- [GIVEN DATA]:
>> Begin

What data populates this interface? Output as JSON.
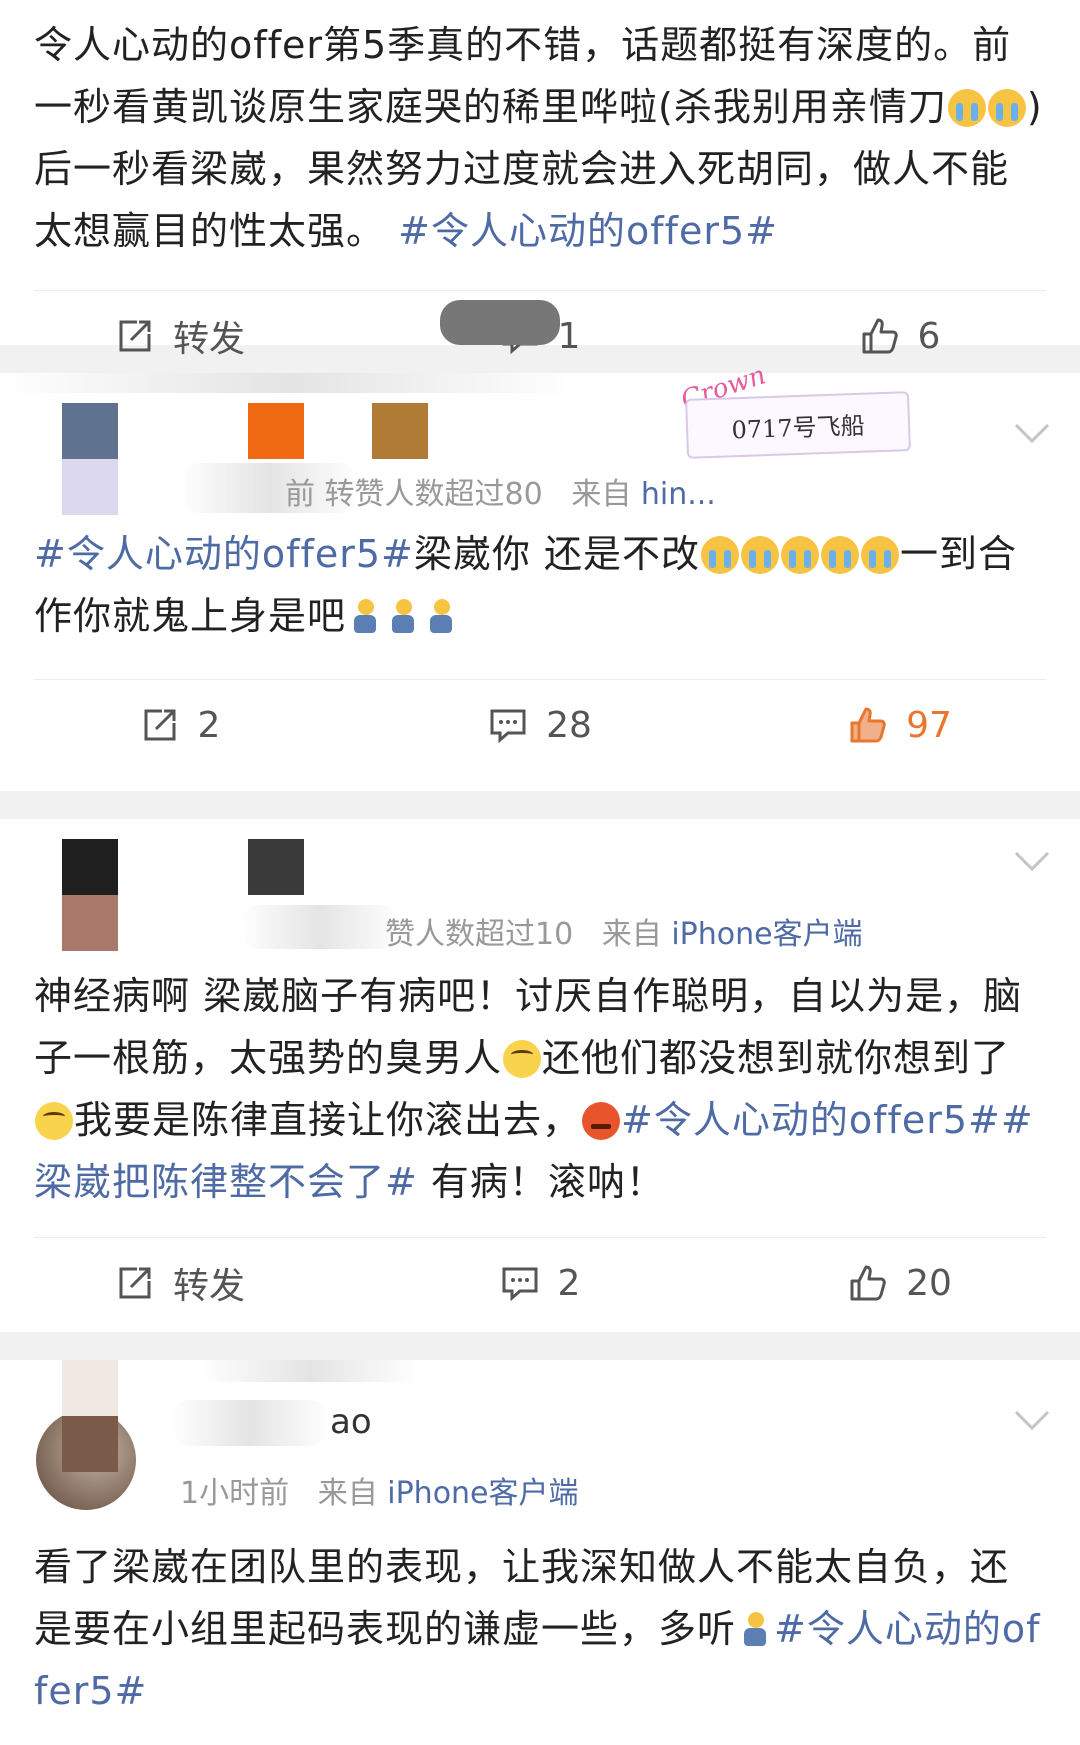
{
  "posts": [
    {
      "text": {
        "a": "令人心动的offer第5季真的不错，话题都挺有深度的。前一秒看黄凯谈原生家庭哭的稀里哗啦(杀我别用亲情刀",
        "b": ") 后一秒看梁崴，果然努力过度就会进入死胡同，做人不能太想赢目的性太强。",
        "tag": "#令人心动的offer5#"
      },
      "actions": {
        "repost": "转发",
        "comments": "1",
        "likes": "6"
      }
    },
    {
      "meta": {
        "stats": "前 转赞人数超过80",
        "from_label": "来自",
        "source": "hin..."
      },
      "badge": {
        "crown": "Crown",
        "text": "0717号飞船"
      },
      "text": {
        "tag": "#令人心动的offer5#",
        "a": "梁崴你 还是不改",
        "b": "一到合作你就鬼上身是吧"
      },
      "actions": {
        "repost": "2",
        "comments": "28",
        "likes": "97"
      }
    },
    {
      "meta": {
        "stats": "赞人数超过10",
        "from_label": "来自",
        "source": "iPhone客户端"
      },
      "text": {
        "a": "神经病啊 梁崴脑子有病吧！讨厌自作聪明，自以为是，脑子一根筋，太强势的臭男人",
        "b": "还他们都没想到就你想到了",
        "c": "我要是陈律直接让你滚出去，",
        "tag1": "#令人心动的offer5#",
        "tag2": "#梁崴把陈律整不会了#",
        "d": " 有病！滚呐！"
      },
      "actions": {
        "repost": "转发",
        "comments": "2",
        "likes": "20"
      }
    },
    {
      "meta": {
        "name": "ao",
        "time": "1小时前",
        "from_label": "来自",
        "source": "iPhone客户端"
      },
      "text": {
        "a": "看了梁崴在团队里的表现，让我深知做人不能太自负，还是要在小组里起码表现的谦虚一些，多听",
        "tag": "#令人心动的offer5#"
      }
    }
  ],
  "colors": {
    "link": "#4f6ba6",
    "liked": "#e8772e",
    "separator": "#f1f1f1"
  }
}
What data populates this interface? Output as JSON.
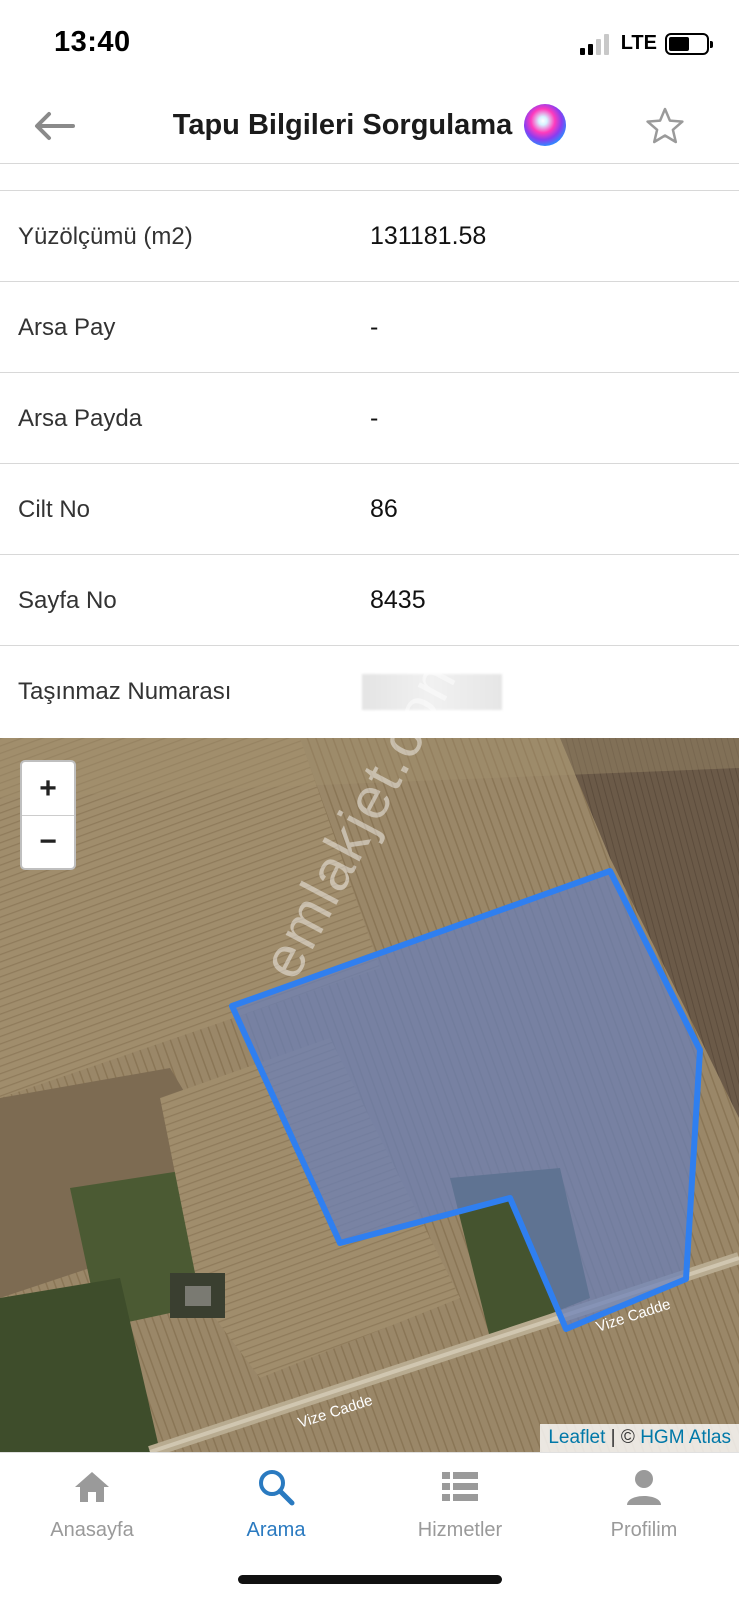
{
  "status_bar": {
    "time": "13:40",
    "network": "LTE"
  },
  "header": {
    "title": "Tapu Bilgileri Sorgulama",
    "back_icon": "arrow-left-icon",
    "siri_icon": "siri-icon",
    "favorite_icon": "star-outline-icon"
  },
  "info": {
    "rows": [
      {
        "label": "Yüzölçümü (m2)",
        "value": "131181.58"
      },
      {
        "label": "Arsa Pay",
        "value": "-"
      },
      {
        "label": "Arsa Payda",
        "value": "-"
      },
      {
        "label": "Cilt No",
        "value": "86"
      },
      {
        "label": "Sayfa No",
        "value": "8435"
      },
      {
        "label": "Taşınmaz Numarası",
        "value": ""
      }
    ]
  },
  "map": {
    "zoom_in": "+",
    "zoom_out": "−",
    "street_label_1": "Vize Cadde",
    "street_label_2": "Vize Cadde",
    "attribution_leaflet": "Leaflet",
    "attribution_sep": " | © ",
    "attribution_hgm": "HGM Atlas",
    "parcel_outline_color": "#2f7ff0",
    "parcel_fill_color": "#6a7fb8",
    "watermark": "emlakjet.com"
  },
  "tabs": [
    {
      "label": "Anasayfa",
      "icon": "home-icon",
      "active": false
    },
    {
      "label": "Arama",
      "icon": "search-icon",
      "active": true
    },
    {
      "label": "Hizmetler",
      "icon": "list-icon",
      "active": false
    },
    {
      "label": "Profilim",
      "icon": "user-icon",
      "active": false
    }
  ],
  "colors": {
    "accent": "#2a7ac0",
    "inactive_tab": "#9a9a9a"
  }
}
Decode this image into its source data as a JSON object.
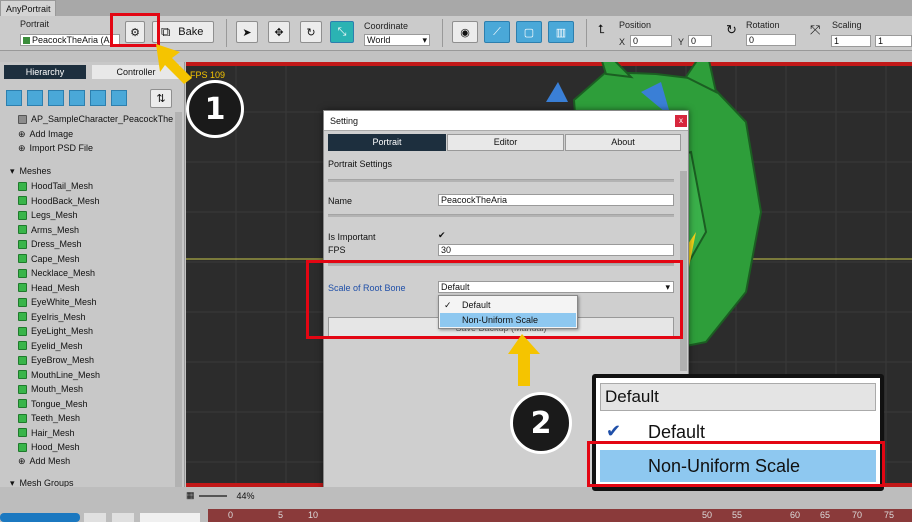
{
  "window": {
    "tab_title": "AnyPortrait"
  },
  "toolbar": {
    "portrait_label": "Portrait",
    "portrait_value": "PeacockTheAria (A",
    "bake_label": "Bake",
    "coordinate_label": "Coordinate",
    "coordinate_value": "World",
    "position_label": "Position",
    "pos_x_label": "X",
    "pos_x": "0",
    "pos_y_label": "Y",
    "pos_y": "0",
    "rotation_label": "Rotation",
    "rotation": "0",
    "scaling_label": "Scaling",
    "scale_x": "1",
    "scale_y": "1"
  },
  "left_panel": {
    "tab_hierarchy": "Hierarchy",
    "tab_controller": "Controller",
    "root": "AP_SampleCharacter_PeacockThe",
    "add_image": "Add Image",
    "import_psd": "Import PSD File",
    "meshes_header": "Meshes",
    "meshes": [
      "HoodTail_Mesh",
      "HoodBack_Mesh",
      "Legs_Mesh",
      "Arms_Mesh",
      "Dress_Mesh",
      "Cape_Mesh",
      "Necklace_Mesh",
      "Head_Mesh",
      "EyeWhite_Mesh",
      "EyeIris_Mesh",
      "EyeLight_Mesh",
      "Eyelid_Mesh",
      "EyeBrow_Mesh",
      "MouthLine_Mesh",
      "Mouth_Mesh",
      "Tongue_Mesh",
      "Teeth_Mesh",
      "Hair_Mesh",
      "Hood_Mesh"
    ],
    "add_mesh": "Add Mesh",
    "mesh_groups_header": "Mesh Groups"
  },
  "viewport": {
    "fps": "FPS 109",
    "zoom": "44%"
  },
  "dialog": {
    "title": "Setting",
    "close": "x",
    "tabs": [
      "Portrait",
      "Editor",
      "About"
    ],
    "section": "Portrait Settings",
    "name_label": "Name",
    "name_value": "PeacockTheAria",
    "important_label": "Is Important",
    "important_check": "✔",
    "fps_label": "FPS",
    "fps_value": "30",
    "scale_label": "Scale of Root Bone",
    "scale_value": "Default",
    "dropdown_options": [
      "Default",
      "Non-Uniform Scale"
    ],
    "backup_button": "Save Backup (Manual)"
  },
  "zoom_callout": {
    "header": "Default",
    "option1": "Default",
    "option2": "Non-Uniform Scale",
    "check": "✔"
  },
  "badges": {
    "one": "1",
    "two": "2"
  },
  "timeline": {
    "ticks": [
      "0",
      "5",
      "10",
      "50",
      "55",
      "60",
      "65",
      "70",
      "75"
    ]
  },
  "colors": {
    "accent": "#4aa8d8",
    "callout_red": "#e30613",
    "arrow_yellow": "#f5c400",
    "highlight": "#8ec8f0",
    "tab_active": "#1d2f3e"
  }
}
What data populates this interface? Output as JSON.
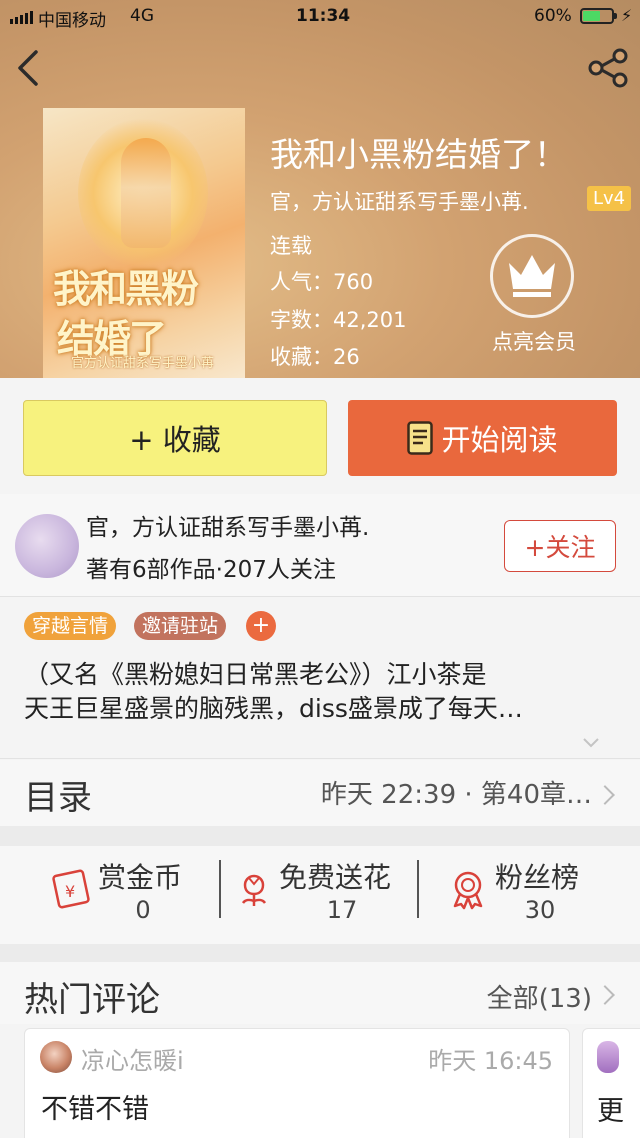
{
  "status_bar": {
    "carrier": "中国移动",
    "network": "4G",
    "time": "11:34",
    "battery_percent": "60%",
    "battery_level": 0.6
  },
  "header": {
    "back_icon": "chevron-left-icon",
    "share_icon": "share-icon"
  },
  "book": {
    "cover_title_line1": "我和黑粉",
    "cover_title_line2": "结婚了",
    "cover_author": "官方认证甜系写手墨小苒",
    "title": "我和小黑粉结婚了！",
    "author": "官，方认证甜系写手墨小苒.",
    "level": "Lv4",
    "status": "连载",
    "popularity_label": "人气：",
    "popularity": "760",
    "words_label": "字数：",
    "words": "42,201",
    "favorites_label": "收藏：",
    "favorites": "26",
    "member_label": "点亮会员",
    "member_icon": "crown-icon"
  },
  "actions": {
    "favorite_label": "+ 收藏",
    "read_label": "开始阅读",
    "read_icon": "book-icon"
  },
  "author_info": {
    "name": "官，方认证甜系写手墨小苒.",
    "stats": "著有6部作品·207人关注",
    "follow_label": "+关注"
  },
  "tags": [
    {
      "label": "穿越言情",
      "color": "#f0a23b"
    },
    {
      "label": "邀请驻站",
      "color": "#c2735e"
    }
  ],
  "tag_add_label": "+",
  "description": {
    "line1": "（又名《黑粉媳妇日常黑老公》）江小茶是",
    "line2": "天王巨星盛景的脑残黑，diss盛景成了每天…"
  },
  "toc": {
    "title": "目录",
    "latest": "昨天 22:39 · 第40章…"
  },
  "stats": [
    {
      "label": "赏金币",
      "value": "0",
      "icon": "red-envelope-icon"
    },
    {
      "label": "免费送花",
      "value": "17",
      "icon": "flower-icon"
    },
    {
      "label": "粉丝榜",
      "value": "30",
      "icon": "medal-icon"
    }
  ],
  "comments": {
    "title": "热门评论",
    "all_label": "全部(13)",
    "items": [
      {
        "user": "凉心怎暖i",
        "time": "昨天 16:45",
        "text": "不错不错"
      },
      {
        "user": "",
        "time": "",
        "text": "更"
      }
    ]
  },
  "colors": {
    "accent_orange": "#e9683d",
    "favorite_yellow": "#f7f27e",
    "level_badge": "#f5c147",
    "follow_red": "#d44a3d",
    "icon_red": "#d9423a"
  }
}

>> End

- [BRIEF]:
Copy each line of the data that contains the word "Default".

- [COMPLETED EXERCISE]:
    "scale_value": "Default",
      "Default",
    "header": "Default",
    "option1": "Default",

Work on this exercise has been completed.